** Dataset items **

[Begin]

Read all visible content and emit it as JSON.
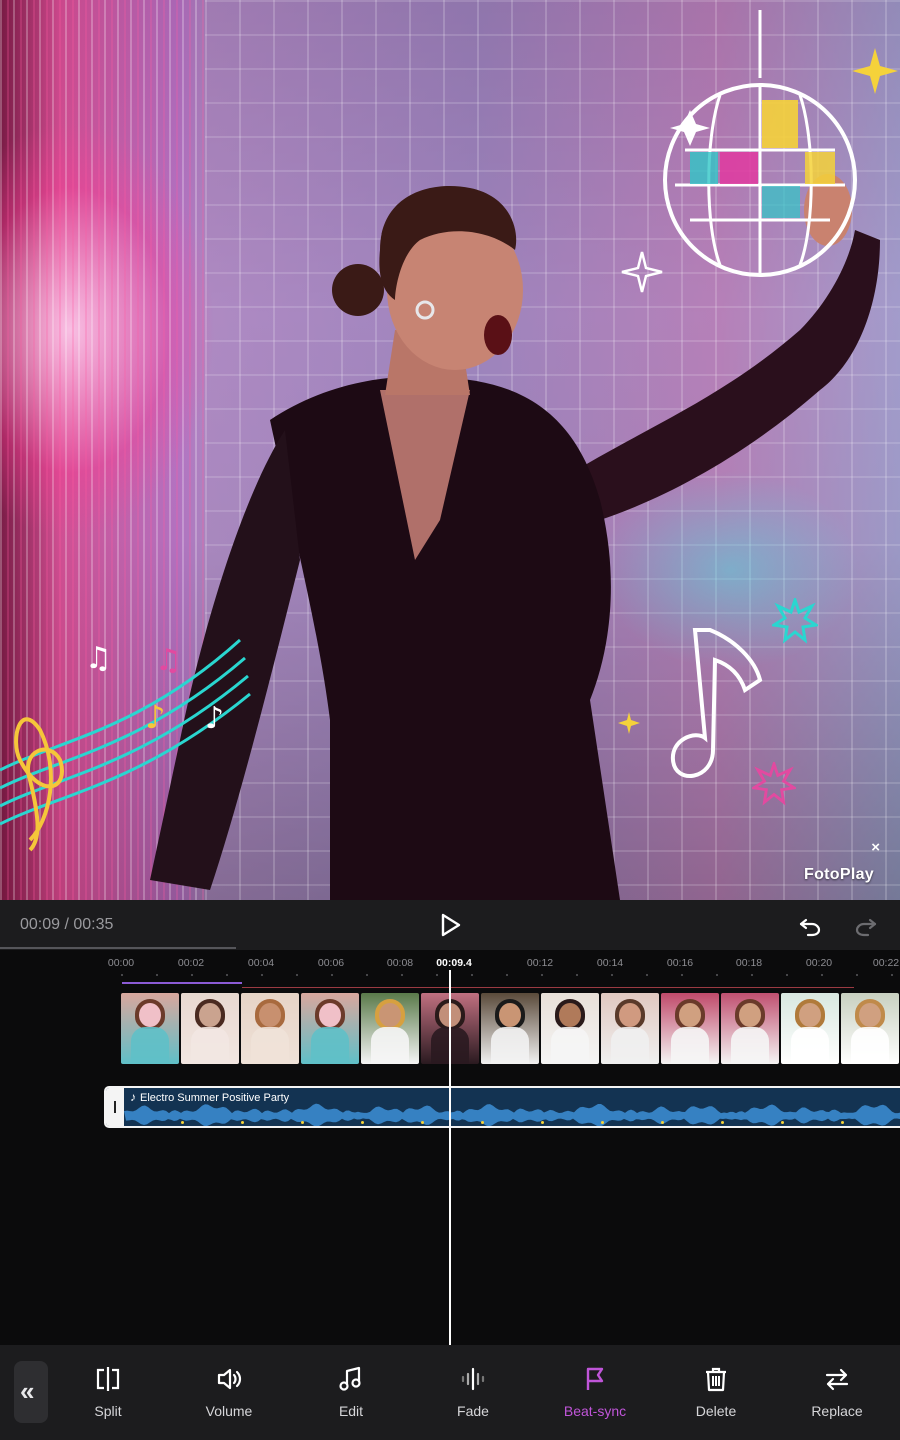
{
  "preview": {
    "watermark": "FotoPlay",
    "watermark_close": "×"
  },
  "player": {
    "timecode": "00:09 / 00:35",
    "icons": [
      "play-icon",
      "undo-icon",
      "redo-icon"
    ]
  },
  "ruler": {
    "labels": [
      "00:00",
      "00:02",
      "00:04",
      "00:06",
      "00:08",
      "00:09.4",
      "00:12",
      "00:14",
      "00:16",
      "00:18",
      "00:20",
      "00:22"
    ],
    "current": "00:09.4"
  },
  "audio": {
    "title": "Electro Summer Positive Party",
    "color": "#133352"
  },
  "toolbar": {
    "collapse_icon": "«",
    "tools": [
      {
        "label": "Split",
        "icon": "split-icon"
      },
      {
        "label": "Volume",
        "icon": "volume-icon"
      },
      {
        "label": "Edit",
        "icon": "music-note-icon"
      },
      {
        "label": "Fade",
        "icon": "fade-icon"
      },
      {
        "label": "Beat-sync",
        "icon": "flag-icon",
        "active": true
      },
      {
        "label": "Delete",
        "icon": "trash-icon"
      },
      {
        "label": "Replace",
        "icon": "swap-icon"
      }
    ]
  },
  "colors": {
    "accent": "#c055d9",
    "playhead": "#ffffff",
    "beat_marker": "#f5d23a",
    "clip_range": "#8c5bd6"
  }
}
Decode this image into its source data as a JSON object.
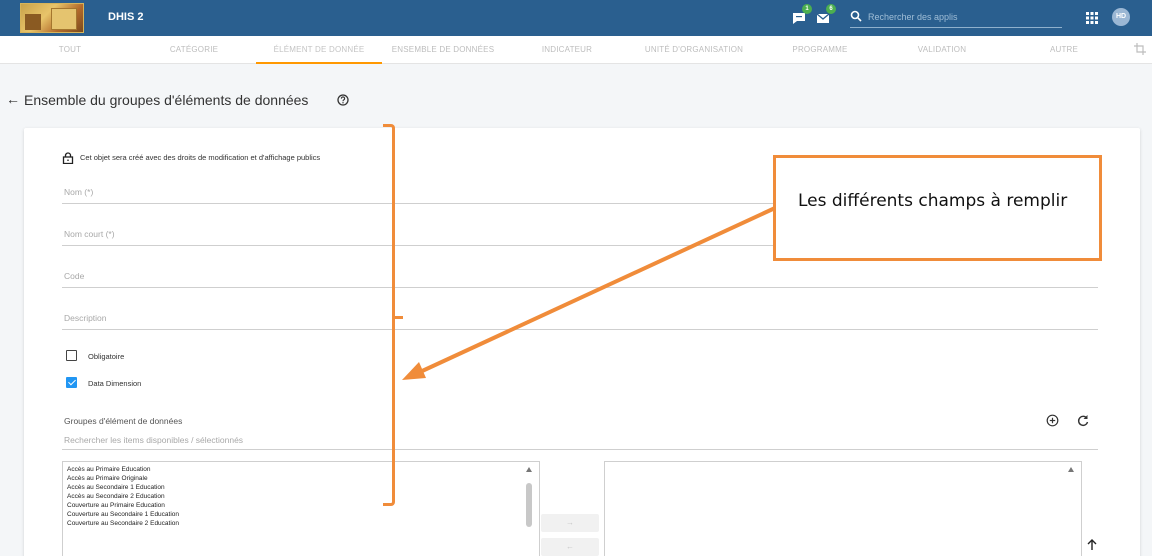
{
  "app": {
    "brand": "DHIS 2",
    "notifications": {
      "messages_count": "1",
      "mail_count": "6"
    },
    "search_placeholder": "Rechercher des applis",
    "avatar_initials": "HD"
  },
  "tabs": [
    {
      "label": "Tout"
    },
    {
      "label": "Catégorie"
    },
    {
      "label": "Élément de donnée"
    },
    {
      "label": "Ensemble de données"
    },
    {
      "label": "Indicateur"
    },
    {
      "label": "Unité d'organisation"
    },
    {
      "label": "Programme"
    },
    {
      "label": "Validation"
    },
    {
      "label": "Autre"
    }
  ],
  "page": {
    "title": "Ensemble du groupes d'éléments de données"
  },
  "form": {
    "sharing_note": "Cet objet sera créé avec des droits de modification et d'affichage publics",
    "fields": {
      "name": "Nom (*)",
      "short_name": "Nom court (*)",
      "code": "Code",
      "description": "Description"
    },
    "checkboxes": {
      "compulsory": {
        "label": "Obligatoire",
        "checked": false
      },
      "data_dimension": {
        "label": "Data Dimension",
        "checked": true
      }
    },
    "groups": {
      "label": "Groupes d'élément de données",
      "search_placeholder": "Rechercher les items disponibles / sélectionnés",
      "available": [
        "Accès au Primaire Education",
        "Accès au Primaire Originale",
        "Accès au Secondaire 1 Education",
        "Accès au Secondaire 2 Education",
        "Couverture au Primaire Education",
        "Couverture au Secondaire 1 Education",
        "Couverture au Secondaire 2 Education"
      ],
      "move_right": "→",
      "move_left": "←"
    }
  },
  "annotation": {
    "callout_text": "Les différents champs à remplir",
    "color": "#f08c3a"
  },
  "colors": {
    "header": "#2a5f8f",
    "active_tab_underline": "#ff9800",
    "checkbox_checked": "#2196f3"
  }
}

[End]

** Work to do **
Return the records exactly. Don't carry the pictures over.

** Answer in full **
Read all visible content and emit it as JSON.
{
  "preview": {
    "watermark": "FotoPlay",
    "watermark_close": "×"
  },
  "player": {
    "timecode": "00:09 / 00:35",
    "icons": [
      "play-icon",
      "undo-icon",
      "redo-icon"
    ]
  },
  "ruler": {
    "labels": [
      "00:00",
      "00:02",
      "00:04",
      "00:06",
      "00:08",
      "00:09.4",
      "00:12",
      "00:14",
      "00:16",
      "00:18",
      "00:20",
      "00:22"
    ],
    "current": "00:09.4"
  },
  "audio": {
    "title": "Electro Summer Positive Party",
    "color": "#133352"
  },
  "toolbar": {
    "collapse_icon": "«",
    "tools": [
      {
        "label": "Split",
        "icon": "split-icon"
      },
      {
        "label": "Volume",
        "icon": "volume-icon"
      },
      {
        "label": "Edit",
        "icon": "music-note-icon"
      },
      {
        "label": "Fade",
        "icon": "fade-icon"
      },
      {
        "label": "Beat-sync",
        "icon": "flag-icon",
        "active": true
      },
      {
        "label": "Delete",
        "icon": "trash-icon"
      },
      {
        "label": "Replace",
        "icon": "swap-icon"
      }
    ]
  },
  "colors": {
    "accent": "#c055d9",
    "playhead": "#ffffff",
    "beat_marker": "#f5d23a",
    "clip_range": "#8c5bd6"
  }
}
Decode this image into its source data as a JSON object.
{
  "app": {
    "brand": "DHIS 2",
    "notifications": {
      "messages_count": "1",
      "mail_count": "6"
    },
    "search_placeholder": "Rechercher des applis",
    "avatar_initials": "HD"
  },
  "tabs": [
    {
      "label": "Tout"
    },
    {
      "label": "Catégorie"
    },
    {
      "label": "Élément de donnée"
    },
    {
      "label": "Ensemble de données"
    },
    {
      "label": "Indicateur"
    },
    {
      "label": "Unité d'organisation"
    },
    {
      "label": "Programme"
    },
    {
      "label": "Validation"
    },
    {
      "label": "Autre"
    }
  ],
  "page": {
    "title": "Ensemble du groupes d'éléments de données"
  },
  "form": {
    "sharing_note": "Cet objet sera créé avec des droits de modification et d'affichage publics",
    "fields": {
      "name": "Nom (*)",
      "short_name": "Nom court (*)",
      "code": "Code",
      "description": "Description"
    },
    "checkboxes": {
      "compulsory": {
        "label": "Obligatoire",
        "checked": false
      },
      "data_dimension": {
        "label": "Data Dimension",
        "checked": true
      }
    },
    "groups": {
      "label": "Groupes d'élément de données",
      "search_placeholder": "Rechercher les items disponibles / sélectionnés",
      "available": [
        "Accès au Primaire Education",
        "Accès au Primaire Originale",
        "Accès au Secondaire 1 Education",
        "Accès au Secondaire 2 Education",
        "Couverture au Primaire Education",
        "Couverture au Secondaire 1 Education",
        "Couverture au Secondaire 2 Education"
      ],
      "move_right": "→",
      "move_left": "←"
    }
  },
  "annotation": {
    "callout_text": "Les différents champs à remplir",
    "color": "#f08c3a"
  },
  "colors": {
    "header": "#2a5f8f",
    "active_tab_underline": "#ff9800",
    "checkbox_checked": "#2196f3"
  }
}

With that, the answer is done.